■ TEKS SUMBER:
______________________________

Tuntutan tingkat kesucian dan martabat yang sedemikian tinggi itu membuat masyarakat
secara kategoris mengharuskan sosok tersebut seperti itu sangat harus menjaga
martabat agar pantas dihormati publik. Keagungan BPK justru terdegradasi oleh
ketuanya sendiri.
Ketegasan KPK
Mungkin
baru kali ini KPK begitu lama mengambil keputusan tentang suatu kasus. Jika
hasil audit investigasi dari BPK cermat dan benar, tentu masyarakat tidak perlu
menunggu terlalu lama tentang keputusan kasus ini. Rakyat butuh keputusan, Ahok
bersalah atau tidak? Jika Ahok bersalah, segeralah ditangkap dan diadili. Jika
tidak bersalah, umumkanlah ke publik agar namanya tidak tersandera.
Kita
harus mengubah mindset, BPK bukanlah
“Tuhan”. BPK adalah lembaga kumpulan manusia yang bisa saja salah. Tidaklah
perlu mengundang “BPK” dari negara lain untuk memberikan second opinion atas audit BPK RI. KPK berhak untuk memakai atau
tidak memakai hasil audit BPK dalam penyelidikan maupun penyidikan kasus Sumber
Waras.

______________________________

■ DATA YANG DISEDIAKAN:
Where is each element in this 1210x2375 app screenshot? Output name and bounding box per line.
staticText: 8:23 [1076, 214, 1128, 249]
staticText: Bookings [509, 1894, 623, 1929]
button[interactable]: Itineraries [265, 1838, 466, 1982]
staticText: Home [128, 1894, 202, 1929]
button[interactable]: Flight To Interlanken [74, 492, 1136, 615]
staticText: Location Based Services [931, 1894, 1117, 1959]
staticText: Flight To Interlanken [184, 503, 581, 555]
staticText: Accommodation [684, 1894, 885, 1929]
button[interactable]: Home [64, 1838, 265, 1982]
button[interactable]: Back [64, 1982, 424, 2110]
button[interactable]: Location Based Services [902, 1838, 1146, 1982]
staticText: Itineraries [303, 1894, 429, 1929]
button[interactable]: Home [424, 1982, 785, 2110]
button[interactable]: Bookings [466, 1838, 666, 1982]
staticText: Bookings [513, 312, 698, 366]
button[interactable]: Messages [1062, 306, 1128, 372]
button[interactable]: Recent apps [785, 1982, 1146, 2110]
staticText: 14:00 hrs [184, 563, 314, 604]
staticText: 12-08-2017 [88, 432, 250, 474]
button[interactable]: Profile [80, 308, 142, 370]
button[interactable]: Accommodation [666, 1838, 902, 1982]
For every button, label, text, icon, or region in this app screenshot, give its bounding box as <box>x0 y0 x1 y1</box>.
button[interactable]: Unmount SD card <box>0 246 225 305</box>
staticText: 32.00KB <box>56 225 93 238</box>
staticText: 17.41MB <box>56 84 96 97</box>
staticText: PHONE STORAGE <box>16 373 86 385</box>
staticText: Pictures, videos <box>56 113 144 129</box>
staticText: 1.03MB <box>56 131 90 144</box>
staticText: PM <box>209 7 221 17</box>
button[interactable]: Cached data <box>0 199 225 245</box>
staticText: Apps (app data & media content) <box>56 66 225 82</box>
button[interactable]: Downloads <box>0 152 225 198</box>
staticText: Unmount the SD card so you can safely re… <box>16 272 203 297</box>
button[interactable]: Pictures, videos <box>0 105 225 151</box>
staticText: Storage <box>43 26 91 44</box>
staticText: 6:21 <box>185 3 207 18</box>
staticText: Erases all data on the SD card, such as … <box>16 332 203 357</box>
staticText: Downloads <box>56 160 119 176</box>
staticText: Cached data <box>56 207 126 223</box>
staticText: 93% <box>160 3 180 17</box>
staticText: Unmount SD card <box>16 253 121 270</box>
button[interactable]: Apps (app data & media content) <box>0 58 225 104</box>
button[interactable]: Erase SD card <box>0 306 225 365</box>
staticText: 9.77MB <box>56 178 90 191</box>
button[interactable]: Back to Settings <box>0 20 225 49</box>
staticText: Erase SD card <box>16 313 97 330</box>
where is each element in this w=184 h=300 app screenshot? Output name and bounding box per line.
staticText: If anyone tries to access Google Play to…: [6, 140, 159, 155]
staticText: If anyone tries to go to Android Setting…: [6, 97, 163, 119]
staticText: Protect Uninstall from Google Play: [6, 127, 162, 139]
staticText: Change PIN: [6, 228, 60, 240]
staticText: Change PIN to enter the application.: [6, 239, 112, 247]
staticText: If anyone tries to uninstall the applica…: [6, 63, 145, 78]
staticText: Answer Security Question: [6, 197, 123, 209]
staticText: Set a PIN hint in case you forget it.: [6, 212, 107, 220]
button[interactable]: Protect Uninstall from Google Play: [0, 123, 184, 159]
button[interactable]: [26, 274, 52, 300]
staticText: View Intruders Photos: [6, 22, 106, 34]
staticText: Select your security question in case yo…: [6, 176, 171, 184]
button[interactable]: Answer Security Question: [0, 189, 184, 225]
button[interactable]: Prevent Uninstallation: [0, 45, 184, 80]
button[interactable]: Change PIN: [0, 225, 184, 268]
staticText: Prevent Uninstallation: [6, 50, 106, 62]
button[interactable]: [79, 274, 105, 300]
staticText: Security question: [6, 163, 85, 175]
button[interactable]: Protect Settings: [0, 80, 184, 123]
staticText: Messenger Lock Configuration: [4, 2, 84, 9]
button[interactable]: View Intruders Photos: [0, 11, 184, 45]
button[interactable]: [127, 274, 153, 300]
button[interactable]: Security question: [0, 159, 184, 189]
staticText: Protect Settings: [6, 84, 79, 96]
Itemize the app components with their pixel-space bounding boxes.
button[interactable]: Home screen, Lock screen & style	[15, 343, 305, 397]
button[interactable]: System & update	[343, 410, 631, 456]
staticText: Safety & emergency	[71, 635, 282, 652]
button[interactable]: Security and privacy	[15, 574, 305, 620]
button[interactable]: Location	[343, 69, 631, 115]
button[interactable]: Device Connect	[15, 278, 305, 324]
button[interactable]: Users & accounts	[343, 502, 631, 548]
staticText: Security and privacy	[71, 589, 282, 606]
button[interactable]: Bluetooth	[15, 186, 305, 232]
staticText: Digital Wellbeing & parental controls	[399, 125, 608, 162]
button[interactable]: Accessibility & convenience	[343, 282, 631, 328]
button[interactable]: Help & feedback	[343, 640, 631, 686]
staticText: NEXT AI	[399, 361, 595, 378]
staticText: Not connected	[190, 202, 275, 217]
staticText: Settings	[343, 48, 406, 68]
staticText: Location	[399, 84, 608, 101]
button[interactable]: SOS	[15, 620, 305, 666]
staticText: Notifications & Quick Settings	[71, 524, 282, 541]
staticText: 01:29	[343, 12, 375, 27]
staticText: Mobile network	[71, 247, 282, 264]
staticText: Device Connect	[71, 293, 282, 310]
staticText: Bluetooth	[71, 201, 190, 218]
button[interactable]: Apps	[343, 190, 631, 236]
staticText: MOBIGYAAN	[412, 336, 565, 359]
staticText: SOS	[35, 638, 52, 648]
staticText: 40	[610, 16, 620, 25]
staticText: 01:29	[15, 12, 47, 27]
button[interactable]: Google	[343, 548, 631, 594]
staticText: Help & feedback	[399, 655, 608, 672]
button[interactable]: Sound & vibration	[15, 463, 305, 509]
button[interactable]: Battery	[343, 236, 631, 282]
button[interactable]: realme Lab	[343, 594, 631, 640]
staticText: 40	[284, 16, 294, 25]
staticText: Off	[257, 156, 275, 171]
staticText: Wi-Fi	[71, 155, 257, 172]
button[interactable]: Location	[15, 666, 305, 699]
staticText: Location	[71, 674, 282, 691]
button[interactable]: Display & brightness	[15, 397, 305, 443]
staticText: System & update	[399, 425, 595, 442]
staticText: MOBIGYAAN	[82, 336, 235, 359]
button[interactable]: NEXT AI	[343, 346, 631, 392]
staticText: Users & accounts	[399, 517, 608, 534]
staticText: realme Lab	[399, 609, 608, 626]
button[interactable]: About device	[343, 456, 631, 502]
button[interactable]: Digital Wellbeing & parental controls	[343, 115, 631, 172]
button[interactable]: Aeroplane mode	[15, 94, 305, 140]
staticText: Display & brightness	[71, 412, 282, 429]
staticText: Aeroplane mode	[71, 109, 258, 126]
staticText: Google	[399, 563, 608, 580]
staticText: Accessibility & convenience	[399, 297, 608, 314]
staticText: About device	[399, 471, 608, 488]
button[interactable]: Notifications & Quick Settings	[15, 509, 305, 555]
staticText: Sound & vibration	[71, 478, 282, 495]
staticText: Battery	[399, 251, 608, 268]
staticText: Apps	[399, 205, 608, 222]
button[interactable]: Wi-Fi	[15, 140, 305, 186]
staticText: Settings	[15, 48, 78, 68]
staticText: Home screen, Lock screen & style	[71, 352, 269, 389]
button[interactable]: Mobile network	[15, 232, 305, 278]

______________________________

■ YANG HARUS DIKERJAKAN:
Ketik ulang tanpa perubahan bagian teks tentang kasus Sumber Waras, mulai dari "Tuntutan tingkat kesucian" sampai dengan "namanya tidak tersandera.".

■ JAWABAN TUGAS:
Tuntutan tingkat kesucian dan martabat yang sedemikian tinggi itu membuat masyarakat
secara kategoris mengharuskan sosok tersebut seperti itu sangat harus menjaga
martabat agar pantas dihormati publik. Keagungan BPK justru terdegradasi oleh
ketuanya sendiri.
Ketegasan KPK
Mungkin
baru kali ini KPK begitu lama mengambil keputusan tentang suatu kasus. Jika
hasil audit investigasi dari BPK cermat dan benar, tentu masyarakat tidak perlu
menunggu terlalu lama tentang keputusan kasus ini. Rakyat butuh keputusan, Ahok
bersalah atau tidak? Jika Ahok bersalah, segeralah ditangkap dan diadili. Jika
tidak bersalah, umumkanlah ke publik agar namanya tidak tersandera.